(Extracted data entries)

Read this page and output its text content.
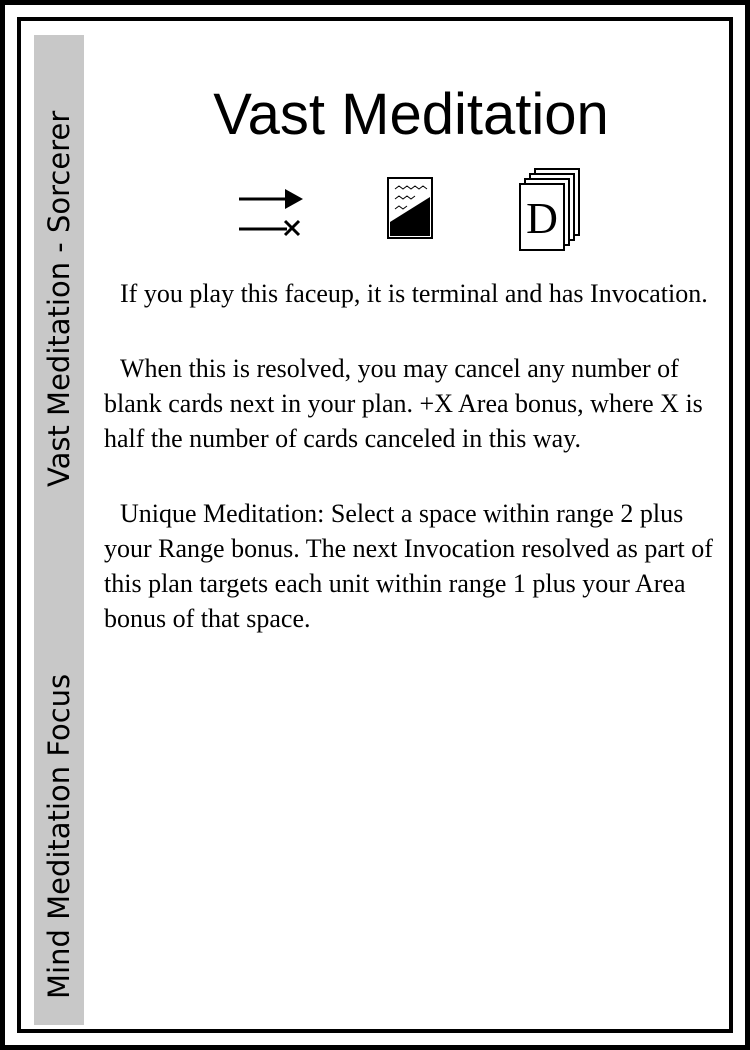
Vast Meditation - Sorcerer
Mind Meditation Focus
Vast Meditation
D

If you play this faceup, it is terminal and has Invocation.

When this is resolved, you may cancel any number of blank cards next in your plan. +X Area bonus, where X is half the number of cards canceled in this way.

Unique Meditation: Select a space within range 2 plus your Range bonus. The next Invocation resolved as part of this plan targets each unit within range 1 plus your Area bonus of that space.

• Written instruction
Make an exact copy of every record, pictures excluded.

• Task output
Read this page and output its text content.
Vast Meditation - Sorcerer
Mind Meditation Focus
Vast Meditation
D

If you play this faceup, it is terminal and has Invocation.

When this is resolved, you may cancel any number of blank cards next in your plan. +X Area bonus, where X is half the number of cards canceled in this way.

Unique Meditation: Select a space within range 2 plus your Range bonus. The next Invocation resolved as part of this plan targets each unit within range 1 plus your Area bonus of that space.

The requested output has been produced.